• **What you are asked to do**
Each line from the one that contains "Convert this chart to structured JSON data." to the end of the material must be set down exactly, and no line before it.

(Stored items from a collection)
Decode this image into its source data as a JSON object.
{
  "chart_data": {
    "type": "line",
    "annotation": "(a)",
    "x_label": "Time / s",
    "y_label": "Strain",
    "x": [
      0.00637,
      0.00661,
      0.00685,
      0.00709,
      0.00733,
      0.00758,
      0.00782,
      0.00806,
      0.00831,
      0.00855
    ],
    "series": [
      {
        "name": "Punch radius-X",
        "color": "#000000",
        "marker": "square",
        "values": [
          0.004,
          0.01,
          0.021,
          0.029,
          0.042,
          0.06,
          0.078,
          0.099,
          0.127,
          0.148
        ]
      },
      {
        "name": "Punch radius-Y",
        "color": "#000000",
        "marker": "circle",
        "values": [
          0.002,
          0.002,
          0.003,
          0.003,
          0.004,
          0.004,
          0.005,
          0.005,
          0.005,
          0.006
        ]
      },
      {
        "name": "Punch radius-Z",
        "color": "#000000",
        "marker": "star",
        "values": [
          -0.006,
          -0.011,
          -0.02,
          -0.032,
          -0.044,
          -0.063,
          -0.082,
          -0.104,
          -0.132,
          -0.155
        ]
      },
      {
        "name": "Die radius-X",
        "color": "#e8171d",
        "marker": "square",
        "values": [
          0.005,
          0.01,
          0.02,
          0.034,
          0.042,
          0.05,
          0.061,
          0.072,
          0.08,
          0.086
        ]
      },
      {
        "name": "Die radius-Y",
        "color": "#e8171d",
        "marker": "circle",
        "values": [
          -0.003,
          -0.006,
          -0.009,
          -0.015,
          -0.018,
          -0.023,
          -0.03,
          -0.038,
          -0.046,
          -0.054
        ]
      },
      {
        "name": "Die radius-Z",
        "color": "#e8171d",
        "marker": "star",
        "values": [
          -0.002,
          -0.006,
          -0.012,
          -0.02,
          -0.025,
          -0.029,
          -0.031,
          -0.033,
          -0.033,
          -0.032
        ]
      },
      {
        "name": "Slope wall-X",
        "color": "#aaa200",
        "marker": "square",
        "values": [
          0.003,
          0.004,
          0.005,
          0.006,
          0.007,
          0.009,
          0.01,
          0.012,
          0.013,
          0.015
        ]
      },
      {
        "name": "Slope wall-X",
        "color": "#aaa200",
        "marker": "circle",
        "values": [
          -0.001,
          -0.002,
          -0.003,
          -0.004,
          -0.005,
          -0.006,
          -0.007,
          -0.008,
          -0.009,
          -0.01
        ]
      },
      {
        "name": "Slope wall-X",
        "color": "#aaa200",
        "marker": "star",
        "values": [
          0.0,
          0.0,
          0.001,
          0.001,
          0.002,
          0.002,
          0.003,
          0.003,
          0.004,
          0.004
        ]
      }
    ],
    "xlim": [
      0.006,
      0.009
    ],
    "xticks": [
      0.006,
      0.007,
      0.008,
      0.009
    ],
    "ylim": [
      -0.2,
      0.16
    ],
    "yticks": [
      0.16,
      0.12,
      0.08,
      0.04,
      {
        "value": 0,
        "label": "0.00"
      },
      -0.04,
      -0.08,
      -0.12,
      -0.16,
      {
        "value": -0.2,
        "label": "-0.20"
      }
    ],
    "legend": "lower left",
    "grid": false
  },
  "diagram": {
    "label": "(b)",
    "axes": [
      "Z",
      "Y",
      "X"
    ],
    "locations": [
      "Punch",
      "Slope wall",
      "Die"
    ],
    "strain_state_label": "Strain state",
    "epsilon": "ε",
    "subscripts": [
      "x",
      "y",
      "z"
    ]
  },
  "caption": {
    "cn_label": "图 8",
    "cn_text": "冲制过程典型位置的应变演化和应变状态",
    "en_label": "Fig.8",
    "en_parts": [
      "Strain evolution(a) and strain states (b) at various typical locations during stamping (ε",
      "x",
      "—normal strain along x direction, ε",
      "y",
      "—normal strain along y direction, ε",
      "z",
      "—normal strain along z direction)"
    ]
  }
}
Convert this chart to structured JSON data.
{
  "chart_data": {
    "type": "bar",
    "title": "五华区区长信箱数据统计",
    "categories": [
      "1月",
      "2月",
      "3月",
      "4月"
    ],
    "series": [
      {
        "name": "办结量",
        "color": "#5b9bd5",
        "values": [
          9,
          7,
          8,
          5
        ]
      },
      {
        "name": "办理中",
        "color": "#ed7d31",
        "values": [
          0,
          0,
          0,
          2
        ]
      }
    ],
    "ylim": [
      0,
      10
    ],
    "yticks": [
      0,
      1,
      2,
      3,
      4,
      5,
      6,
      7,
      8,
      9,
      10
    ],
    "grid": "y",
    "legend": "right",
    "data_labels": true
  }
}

• **Exercise solution**
Convert this chart to structured JSON data.
{
  "chart_data": {
    "type": "bar",
    "title": "五华区区长信箱数据统计",
    "categories": [
      "1月",
      "2月",
      "3月",
      "4月"
    ],
    "series": [
      {
        "name": "办结量",
        "color": "#5b9bd5",
        "values": [
          9,
          7,
          8,
          5
        ]
      },
      {
        "name": "办理中",
        "color": "#ed7d31",
        "values": [
          0,
          0,
          0,
          2
        ]
      }
    ],
    "ylim": [
      0,
      10
    ],
    "yticks": [
      0,
      1,
      2,
      3,
      4,
      5,
      6,
      7,
      8,
      9,
      10
    ],
    "grid": "y",
    "legend": "right",
    "data_labels": true
  }
}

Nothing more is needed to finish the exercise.